**Goal**
Every line below is to be copied exactly, with the pictures left out.

**Provided data**
::::::::::

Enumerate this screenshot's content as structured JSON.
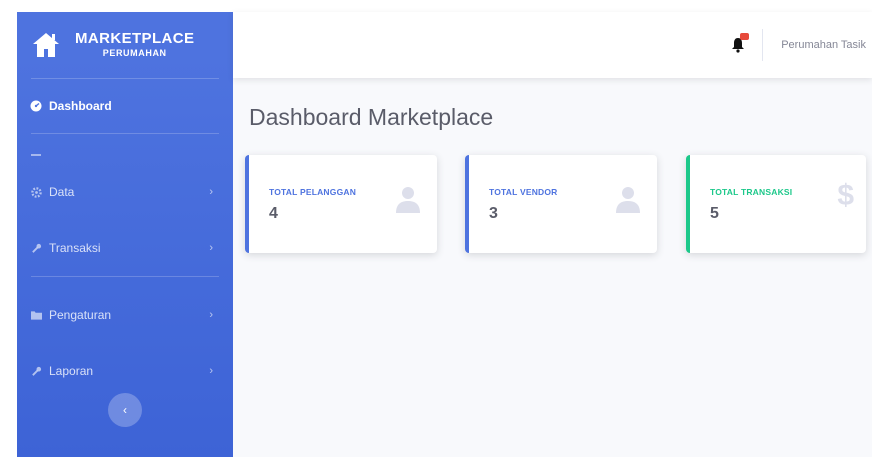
{
  "brand": {
    "title": "MARKETPLACE",
    "subtitle": "PERUMAHAN",
    "icon": "house-icon"
  },
  "sidebar": {
    "items": [
      {
        "label": "Dashboard",
        "icon": "tachometer-icon",
        "active": true
      },
      {
        "label": "Data",
        "icon": "gear-icon"
      },
      {
        "label": "Transaksi",
        "icon": "wrench-icon"
      },
      {
        "label": "Pengaturan",
        "icon": "folder-icon"
      },
      {
        "label": "Laporan",
        "icon": "wrench-icon"
      }
    ],
    "toggle_icon": "chevron-left-icon"
  },
  "topbar": {
    "user_name": "Perumahan Tasik",
    "bell_icon": "bell-icon"
  },
  "page": {
    "title": "Dashboard Marketplace"
  },
  "cards": [
    {
      "label": "TOTAL PELANGGAN",
      "value": "4",
      "icon": "user-icon",
      "color": "#4e73df"
    },
    {
      "label": "TOTAL VENDOR",
      "value": "3",
      "icon": "user-icon",
      "color": "#4e73df"
    },
    {
      "label": "TOTAL TRANSAKSI",
      "value": "5",
      "icon": "dollar-icon",
      "color": "#1cc88a"
    }
  ],
  "colors": {
    "primary": "#4e73df",
    "success": "#1cc88a",
    "danger": "#e74a3b"
  }
}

::::::::::

**Expected answer**
Enumerate this screenshot's content as structured JSON.
{
  "brand": {
    "title": "MARKETPLACE",
    "subtitle": "PERUMAHAN",
    "icon": "house-icon"
  },
  "sidebar": {
    "items": [
      {
        "label": "Dashboard",
        "icon": "tachometer-icon",
        "active": true
      },
      {
        "label": "Data",
        "icon": "gear-icon"
      },
      {
        "label": "Transaksi",
        "icon": "wrench-icon"
      },
      {
        "label": "Pengaturan",
        "icon": "folder-icon"
      },
      {
        "label": "Laporan",
        "icon": "wrench-icon"
      }
    ],
    "toggle_icon": "chevron-left-icon"
  },
  "topbar": {
    "user_name": "Perumahan Tasik",
    "bell_icon": "bell-icon"
  },
  "page": {
    "title": "Dashboard Marketplace"
  },
  "cards": [
    {
      "label": "TOTAL PELANGGAN",
      "value": "4",
      "icon": "user-icon",
      "color": "#4e73df"
    },
    {
      "label": "TOTAL VENDOR",
      "value": "3",
      "icon": "user-icon",
      "color": "#4e73df"
    },
    {
      "label": "TOTAL TRANSAKSI",
      "value": "5",
      "icon": "dollar-icon",
      "color": "#1cc88a"
    }
  ],
  "colors": {
    "primary": "#4e73df",
    "success": "#1cc88a",
    "danger": "#e74a3b"
  }
}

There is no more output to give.